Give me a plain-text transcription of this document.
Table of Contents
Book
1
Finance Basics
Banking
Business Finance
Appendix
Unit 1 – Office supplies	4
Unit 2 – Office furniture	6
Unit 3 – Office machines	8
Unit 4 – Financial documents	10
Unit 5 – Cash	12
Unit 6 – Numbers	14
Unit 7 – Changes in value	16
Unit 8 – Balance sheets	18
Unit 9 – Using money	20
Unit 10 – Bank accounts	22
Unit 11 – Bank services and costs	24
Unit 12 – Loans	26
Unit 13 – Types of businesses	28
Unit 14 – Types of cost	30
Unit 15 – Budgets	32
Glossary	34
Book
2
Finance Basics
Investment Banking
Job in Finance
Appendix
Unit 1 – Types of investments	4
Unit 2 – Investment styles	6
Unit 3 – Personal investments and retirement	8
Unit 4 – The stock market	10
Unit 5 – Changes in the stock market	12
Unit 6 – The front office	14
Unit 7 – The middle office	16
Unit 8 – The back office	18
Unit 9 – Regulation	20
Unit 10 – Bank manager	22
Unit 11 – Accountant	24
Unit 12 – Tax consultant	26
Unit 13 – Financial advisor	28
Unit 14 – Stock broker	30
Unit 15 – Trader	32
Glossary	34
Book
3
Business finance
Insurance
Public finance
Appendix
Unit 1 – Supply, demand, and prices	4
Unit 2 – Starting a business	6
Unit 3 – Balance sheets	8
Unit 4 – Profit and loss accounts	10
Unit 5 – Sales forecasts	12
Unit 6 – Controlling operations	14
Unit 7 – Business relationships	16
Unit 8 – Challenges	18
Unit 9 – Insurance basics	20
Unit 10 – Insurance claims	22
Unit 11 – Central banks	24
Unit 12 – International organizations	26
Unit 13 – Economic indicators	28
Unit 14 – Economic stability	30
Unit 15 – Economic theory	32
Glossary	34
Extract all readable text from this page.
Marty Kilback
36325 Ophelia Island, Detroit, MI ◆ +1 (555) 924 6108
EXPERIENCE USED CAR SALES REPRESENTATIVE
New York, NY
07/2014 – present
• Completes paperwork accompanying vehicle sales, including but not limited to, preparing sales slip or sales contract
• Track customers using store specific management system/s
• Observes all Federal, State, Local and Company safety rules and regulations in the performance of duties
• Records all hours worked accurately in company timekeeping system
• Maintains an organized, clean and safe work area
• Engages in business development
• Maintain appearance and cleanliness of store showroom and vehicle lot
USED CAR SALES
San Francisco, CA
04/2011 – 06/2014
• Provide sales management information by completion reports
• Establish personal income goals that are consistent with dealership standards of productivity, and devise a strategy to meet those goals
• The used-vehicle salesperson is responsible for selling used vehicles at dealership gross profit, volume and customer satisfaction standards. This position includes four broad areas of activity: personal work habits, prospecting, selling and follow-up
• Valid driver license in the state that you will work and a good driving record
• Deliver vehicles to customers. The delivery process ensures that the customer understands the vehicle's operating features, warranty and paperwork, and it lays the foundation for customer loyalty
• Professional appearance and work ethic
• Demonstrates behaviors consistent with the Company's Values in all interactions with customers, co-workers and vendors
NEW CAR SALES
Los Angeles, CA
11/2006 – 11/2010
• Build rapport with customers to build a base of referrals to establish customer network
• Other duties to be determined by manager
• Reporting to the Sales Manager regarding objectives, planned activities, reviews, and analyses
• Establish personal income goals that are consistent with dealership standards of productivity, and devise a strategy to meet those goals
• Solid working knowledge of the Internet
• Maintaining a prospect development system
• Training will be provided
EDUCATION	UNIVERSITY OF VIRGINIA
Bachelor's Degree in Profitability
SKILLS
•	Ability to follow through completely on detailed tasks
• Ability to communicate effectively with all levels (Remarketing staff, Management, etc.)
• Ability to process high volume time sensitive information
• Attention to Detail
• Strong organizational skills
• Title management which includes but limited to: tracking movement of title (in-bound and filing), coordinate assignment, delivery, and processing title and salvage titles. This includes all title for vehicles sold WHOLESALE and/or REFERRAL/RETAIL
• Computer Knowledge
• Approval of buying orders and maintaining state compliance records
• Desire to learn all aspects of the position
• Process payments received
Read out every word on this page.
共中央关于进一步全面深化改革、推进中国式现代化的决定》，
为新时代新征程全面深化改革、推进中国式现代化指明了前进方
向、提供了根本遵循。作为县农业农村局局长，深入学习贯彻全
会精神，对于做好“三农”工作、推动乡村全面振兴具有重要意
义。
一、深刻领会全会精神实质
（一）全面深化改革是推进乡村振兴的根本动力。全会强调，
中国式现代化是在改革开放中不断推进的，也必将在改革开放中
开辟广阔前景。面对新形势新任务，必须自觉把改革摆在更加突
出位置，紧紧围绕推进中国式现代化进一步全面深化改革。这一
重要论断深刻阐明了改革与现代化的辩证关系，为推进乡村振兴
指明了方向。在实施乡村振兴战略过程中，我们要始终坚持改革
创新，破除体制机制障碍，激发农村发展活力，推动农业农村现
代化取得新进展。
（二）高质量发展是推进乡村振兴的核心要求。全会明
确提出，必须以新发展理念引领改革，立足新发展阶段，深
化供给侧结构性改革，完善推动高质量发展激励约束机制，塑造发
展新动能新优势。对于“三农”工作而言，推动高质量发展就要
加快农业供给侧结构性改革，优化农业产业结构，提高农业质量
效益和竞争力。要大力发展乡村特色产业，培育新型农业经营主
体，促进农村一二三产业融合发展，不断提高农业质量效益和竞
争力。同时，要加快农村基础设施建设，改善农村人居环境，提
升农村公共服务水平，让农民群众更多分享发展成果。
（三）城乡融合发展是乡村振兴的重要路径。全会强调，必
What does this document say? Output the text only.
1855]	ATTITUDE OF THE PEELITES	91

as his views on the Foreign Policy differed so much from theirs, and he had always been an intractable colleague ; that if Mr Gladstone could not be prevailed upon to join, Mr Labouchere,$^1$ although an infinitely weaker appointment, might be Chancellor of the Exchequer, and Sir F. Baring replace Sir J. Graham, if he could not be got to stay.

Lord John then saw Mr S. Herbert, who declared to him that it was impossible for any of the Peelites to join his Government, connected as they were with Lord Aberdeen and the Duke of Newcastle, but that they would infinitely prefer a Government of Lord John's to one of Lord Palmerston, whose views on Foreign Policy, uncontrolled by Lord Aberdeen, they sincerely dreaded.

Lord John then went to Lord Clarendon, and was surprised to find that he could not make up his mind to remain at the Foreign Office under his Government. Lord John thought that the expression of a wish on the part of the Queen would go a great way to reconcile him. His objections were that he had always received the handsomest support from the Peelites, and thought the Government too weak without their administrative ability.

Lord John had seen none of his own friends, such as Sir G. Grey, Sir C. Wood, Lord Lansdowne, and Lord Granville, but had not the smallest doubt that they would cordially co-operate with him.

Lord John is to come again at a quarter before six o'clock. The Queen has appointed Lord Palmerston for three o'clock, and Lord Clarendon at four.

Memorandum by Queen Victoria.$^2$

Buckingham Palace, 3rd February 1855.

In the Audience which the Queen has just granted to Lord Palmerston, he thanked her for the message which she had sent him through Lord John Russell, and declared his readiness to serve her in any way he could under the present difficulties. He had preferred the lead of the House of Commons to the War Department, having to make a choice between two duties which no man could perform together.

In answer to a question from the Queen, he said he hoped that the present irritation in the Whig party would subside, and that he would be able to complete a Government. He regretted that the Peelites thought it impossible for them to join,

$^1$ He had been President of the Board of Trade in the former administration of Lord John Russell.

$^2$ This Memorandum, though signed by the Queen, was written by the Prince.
········
*Directions*
Print every entry exactly as written.

*Full output*
Give me a plain-text transcription of this document.
Table of Contents
Book
1
Finance Basics
Banking
Business Finance
Appendix
Unit 1 – Office supplies	4
Unit 2 – Office furniture	6
Unit 3 – Office machines	8
Unit 4 – Financial documents	10
Unit 5 – Cash	12
Unit 6 – Numbers	14
Unit 7 – Changes in value	16
Unit 8 – Balance sheets	18
Unit 9 – Using money	20
Unit 10 – Bank accounts	22
Unit 11 – Bank services and costs	24
Unit 12 – Loans	26
Unit 13 – Types of businesses	28
Unit 14 – Types of cost	30
Unit 15 – Budgets	32
Glossary	34
Book
2
Finance Basics
Investment Banking
Job in Finance
Appendix
Unit 1 – Types of investments	4
Unit 2 – Investment styles	6
Unit 3 – Personal investments and retirement	8
Unit 4 – The stock market	10
Unit 5 – Changes in the stock market	12
Unit 6 – The front office	14
Unit 7 – The middle office	16
Unit 8 – The back office	18
Unit 9 – Regulation	20
Unit 10 – Bank manager	22
Unit 11 – Accountant	24
Unit 12 – Tax consultant	26
Unit 13 – Financial advisor	28
Unit 14 – Stock broker	30
Unit 15 – Trader	32
Glossary	34
Book
3
Business finance
Insurance
Public finance
Appendix
Unit 1 – Supply, demand, and prices	4
Unit 2 – Starting a business	6
Unit 3 – Balance sheets	8
Unit 4 – Profit and loss accounts	10
Unit 5 – Sales forecasts	12
Unit 6 – Controlling operations	14
Unit 7 – Business relationships	16
Unit 8 – Challenges	18
Unit 9 – Insurance basics	20
Unit 10 – Insurance claims	22
Unit 11 – Central banks	24
Unit 12 – International organizations	26
Unit 13 – Economic indicators	28
Unit 14 – Economic stability	30
Unit 15 – Economic theory	32
Glossary	34
Extract all readable text from this page.
Marty Kilback
36325 Ophelia Island, Detroit, MI ◆ +1 (555) 924 6108
EXPERIENCE USED CAR SALES REPRESENTATIVE
New York, NY
07/2014 – present
• Completes paperwork accompanying vehicle sales, including but not limited to, preparing sales slip or sales contract
• Track customers using store specific management system/s
• Observes all Federal, State, Local and Company safety rules and regulations in the performance of duties
• Records all hours worked accurately in company timekeeping system
• Maintains an organized, clean and safe work area
• Engages in business development
• Maintain appearance and cleanliness of store showroom and vehicle lot
USED CAR SALES
San Francisco, CA
04/2011 – 06/2014
• Provide sales management information by completion reports
• Establish personal income goals that are consistent with dealership standards of productivity, and devise a strategy to meet those goals
• The used-vehicle salesperson is responsible for selling used vehicles at dealership gross profit, volume and customer satisfaction standards. This position includes four broad areas of activity: personal work habits, prospecting, selling and follow-up
• Valid driver license in the state that you will work and a good driving record
• Deliver vehicles to customers. The delivery process ensures that the customer understands the vehicle's operating features, warranty and paperwork, and it lays the foundation for customer loyalty
• Professional appearance and work ethic
• Demonstrates behaviors consistent with the Company's Values in all interactions with customers, co-workers and vendors
NEW CAR SALES
Los Angeles, CA
11/2006 – 11/2010
• Build rapport with customers to build a base of referrals to establish customer network
• Other duties to be determined by manager
• Reporting to the Sales Manager regarding objectives, planned activities, reviews, and analyses
• Establish personal income goals that are consistent with dealership standards of productivity, and devise a strategy to meet those goals
• Solid working knowledge of the Internet
• Maintaining a prospect development system
• Training will be provided
EDUCATION	UNIVERSITY OF VIRGINIA
Bachelor's Degree in Profitability
SKILLS
•	Ability to follow through completely on detailed tasks
• Ability to communicate effectively with all levels (Remarketing staff, Management, etc.)
• Ability to process high volume time sensitive information
• Attention to Detail
• Strong organizational skills
• Title management which includes but limited to: tracking movement of title (in-bound and filing), coordinate assignment, delivery, and processing title and salvage titles. This includes all title for vehicles sold WHOLESALE and/or REFERRAL/RETAIL
• Computer Knowledge
• Approval of buying orders and maintaining state compliance records
• Desire to learn all aspects of the position
• Process payments received
Read out every word on this page.
共中央关于进一步全面深化改革、推进中国式现代化的决定》，
为新时代新征程全面深化改革、推进中国式现代化指明了前进方
向、提供了根本遵循。作为县农业农村局局长，深入学习贯彻全
会精神，对于做好“三农”工作、推动乡村全面振兴具有重要意
义。
一、深刻领会全会精神实质
（一）全面深化改革是推进乡村振兴的根本动力。全会强调，
中国式现代化是在改革开放中不断推进的，也必将在改革开放中
开辟广阔前景。面对新形势新任务，必须自觉把改革摆在更加突
出位置，紧紧围绕推进中国式现代化进一步全面深化改革。这一
重要论断深刻阐明了改革与现代化的辩证关系，为推进乡村振兴
指明了方向。在实施乡村振兴战略过程中，我们要始终坚持改革
创新，破除体制机制障碍，激发农村发展活力，推动农业农村现
代化取得新进展。
（二）高质量发展是推进乡村振兴的核心要求。全会明
确提出，必须以新发展理念引领改革，立足新发展阶段，深
化供给侧结构性改革，完善推动高质量发展激励约束机制，塑造发
展新动能新优势。对于“三农”工作而言，推动高质量发展就要
加快农业供给侧结构性改革，优化农业产业结构，提高农业质量
效益和竞争力。要大力发展乡村特色产业，培育新型农业经营主
体，促进农村一二三产业融合发展，不断提高农业质量效益和竞
争力。同时，要加快农村基础设施建设，改善农村人居环境，提
升农村公共服务水平，让农民群众更多分享发展成果。
（三）城乡融合发展是乡村振兴的重要路径。全会强调，必
What does this document say? Output the text only.
1855]	ATTITUDE OF THE PEELITES	91

as his views on the Foreign Policy differed so much from theirs, and he had always been an intractable colleague ; that if Mr Gladstone could not be prevailed upon to join, Mr Labouchere,$^1$ although an infinitely weaker appointment, might be Chancellor of the Exchequer, and Sir F. Baring replace Sir J. Graham, if he could not be got to stay.

Lord John then saw Mr S. Herbert, who declared to him that it was impossible for any of the Peelites to join his Government, connected as they were with Lord Aberdeen and the Duke of Newcastle, but that they would infinitely prefer a Government of Lord John's to one of Lord Palmerston, whose views on Foreign Policy, uncontrolled by Lord Aberdeen, they sincerely dreaded.

Lord John then went to Lord Clarendon, and was surprised to find that he could not make up his mind to remain at the Foreign Office under his Government. Lord John thought that the expression of a wish on the part of the Queen would go a great way to reconcile him. His objections were that he had always received the handsomest support from the Peelites, and thought the Government too weak without their administrative ability.

Lord John had seen none of his own friends, such as Sir G. Grey, Sir C. Wood, Lord Lansdowne, and Lord Granville, but had not the smallest doubt that they would cordially co-operate with him.

Lord John is to come again at a quarter before six o'clock. The Queen has appointed Lord Palmerston for three o'clock, and Lord Clarendon at four.

Memorandum by Queen Victoria.$^2$

Buckingham Palace, 3rd February 1855.

In the Audience which the Queen has just granted to Lord Palmerston, he thanked her for the message which she had sent him through Lord John Russell, and declared his readiness to serve her in any way he could under the present difficulties. He had preferred the lead of the House of Commons to the War Department, having to make a choice between two duties which no man could perform together.

In answer to a question from the Queen, he said he hoped that the present irritation in the Whig party would subside, and that he would be able to complete a Government. He regretted that the Peelites thought it impossible for them to join,

$^1$ He had been President of the Board of Trade in the former administration of Lord John Russell.

$^2$ This Memorandum, though signed by the Queen, was written by the Prince.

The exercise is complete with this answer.